Aim of the exercise
Could you transcribe every record below exactly as written, leaving out any pictures?

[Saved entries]
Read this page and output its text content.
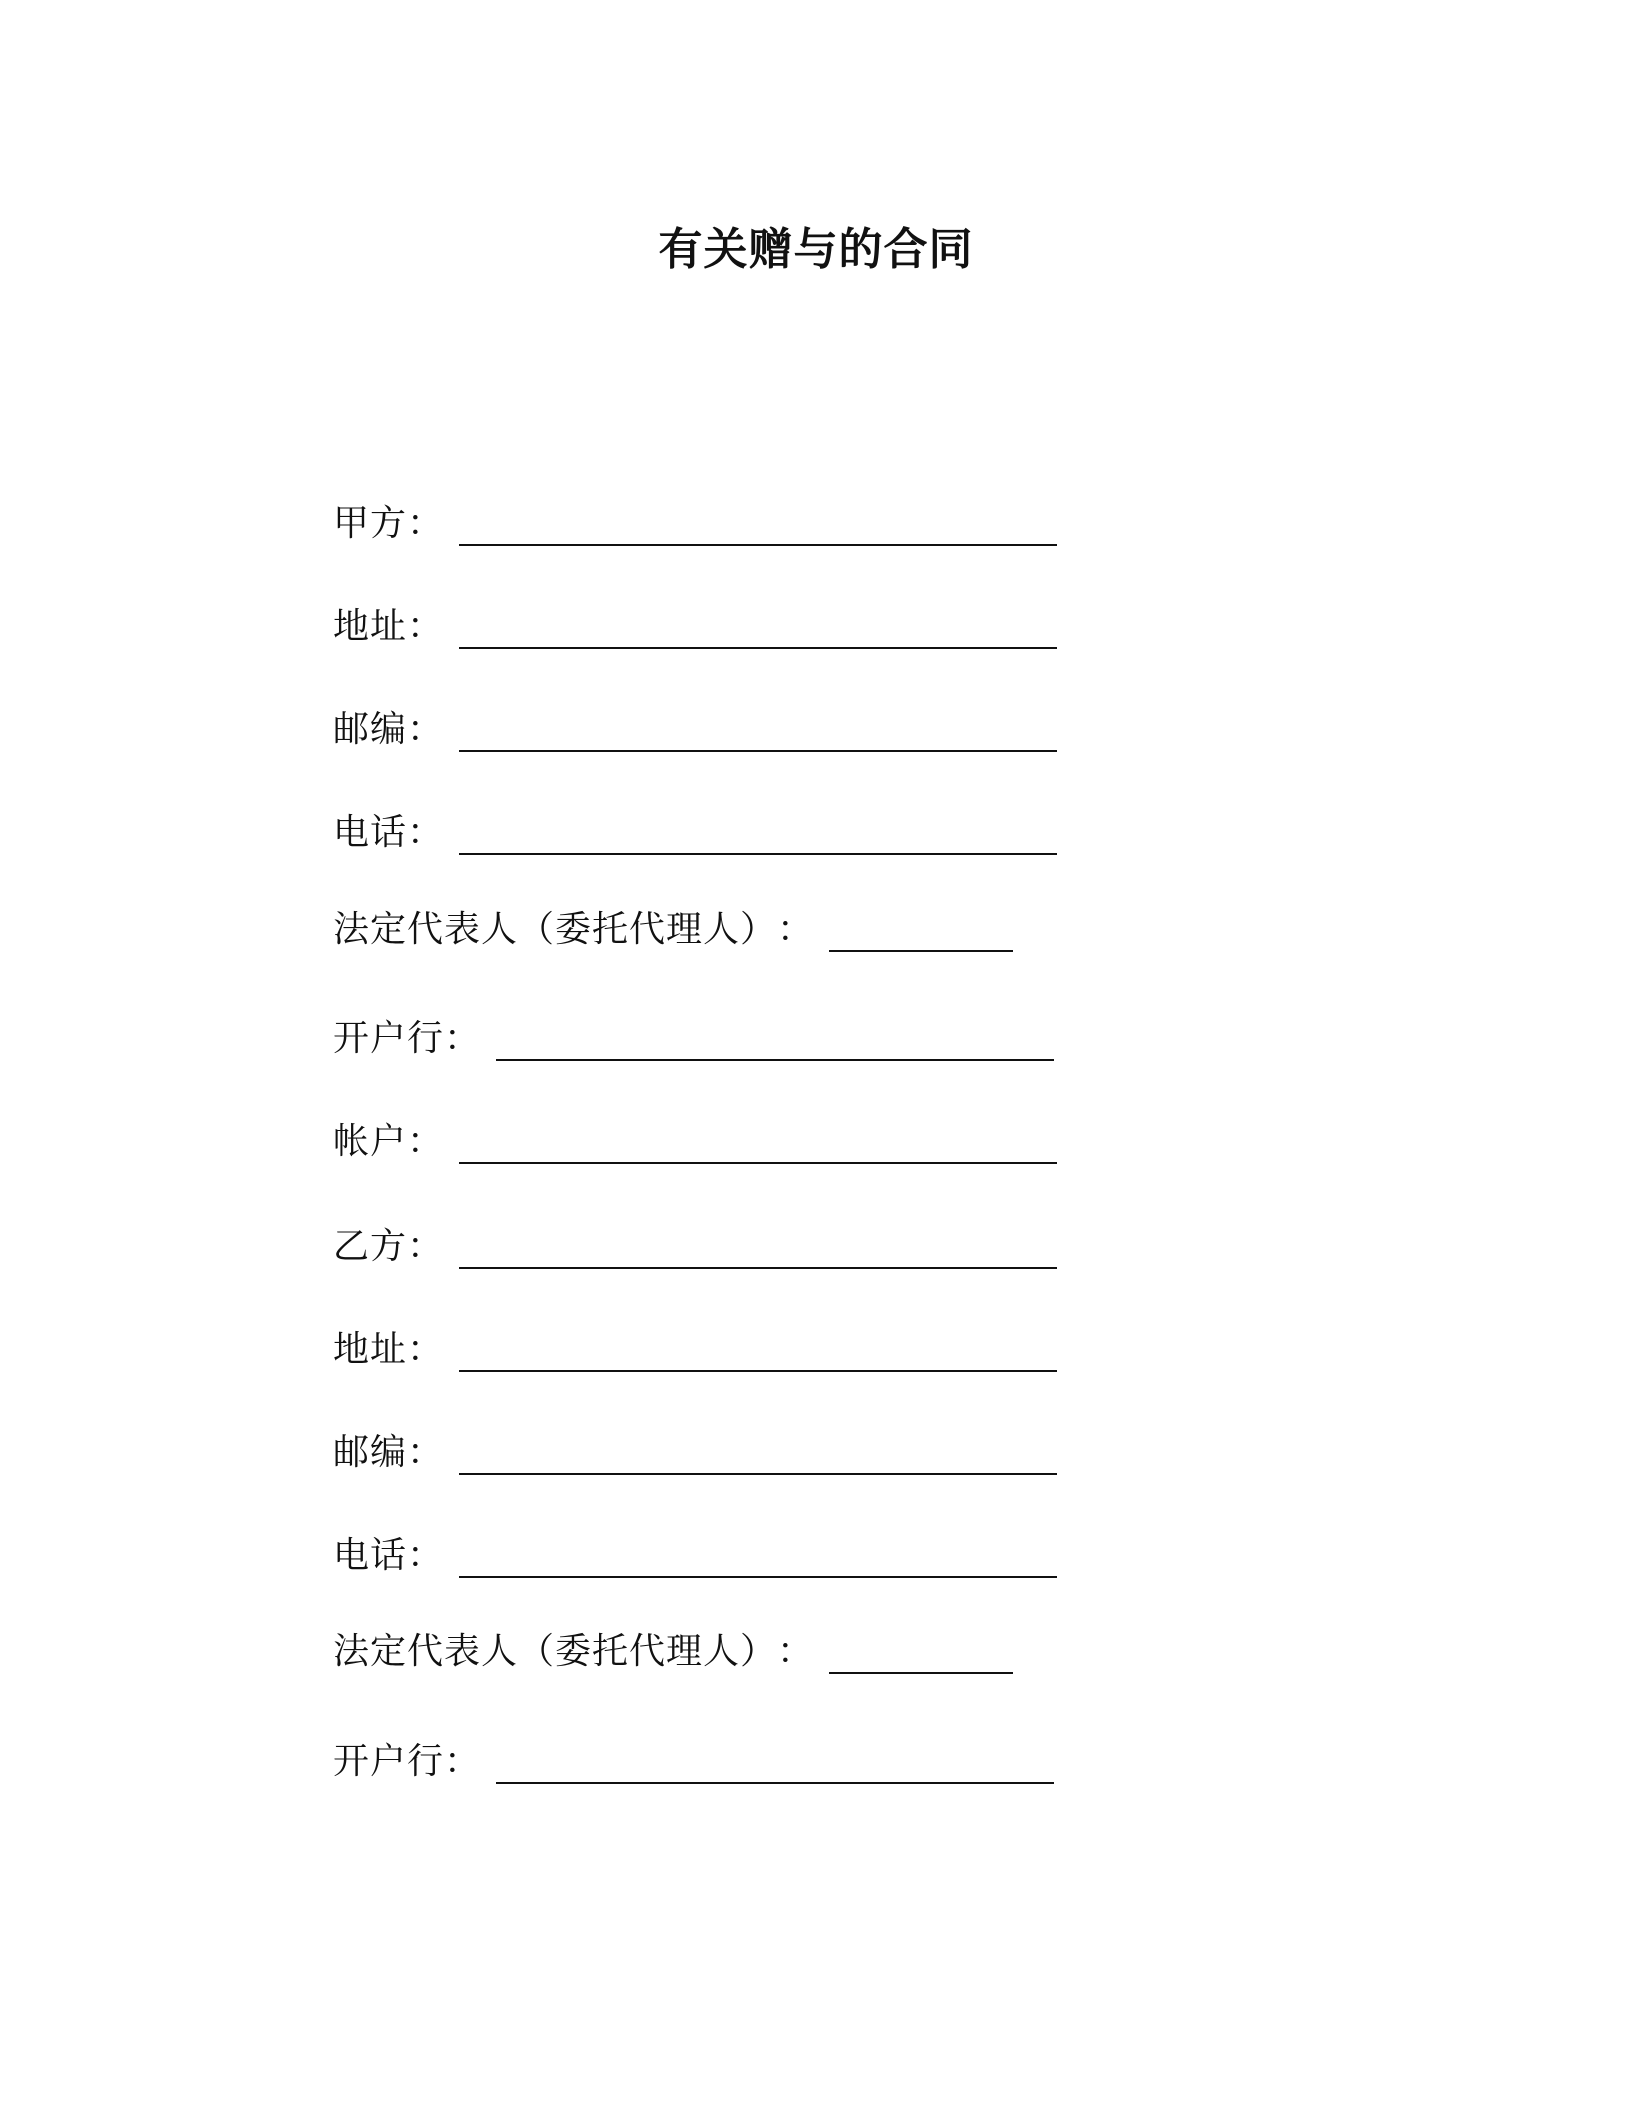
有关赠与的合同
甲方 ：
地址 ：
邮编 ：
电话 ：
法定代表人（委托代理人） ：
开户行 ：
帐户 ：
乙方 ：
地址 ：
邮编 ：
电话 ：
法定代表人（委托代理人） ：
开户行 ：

Output
Read this page and output its text content.
有关赠与的合同
甲方 ：
地址 ：
邮编 ：
电话 ：
法定代表人（委托代理人） ：
开户行 ：
帐户 ：
乙方 ：
地址 ：
邮编 ：
电话 ：
法定代表人（委托代理人） ：
开户行 ：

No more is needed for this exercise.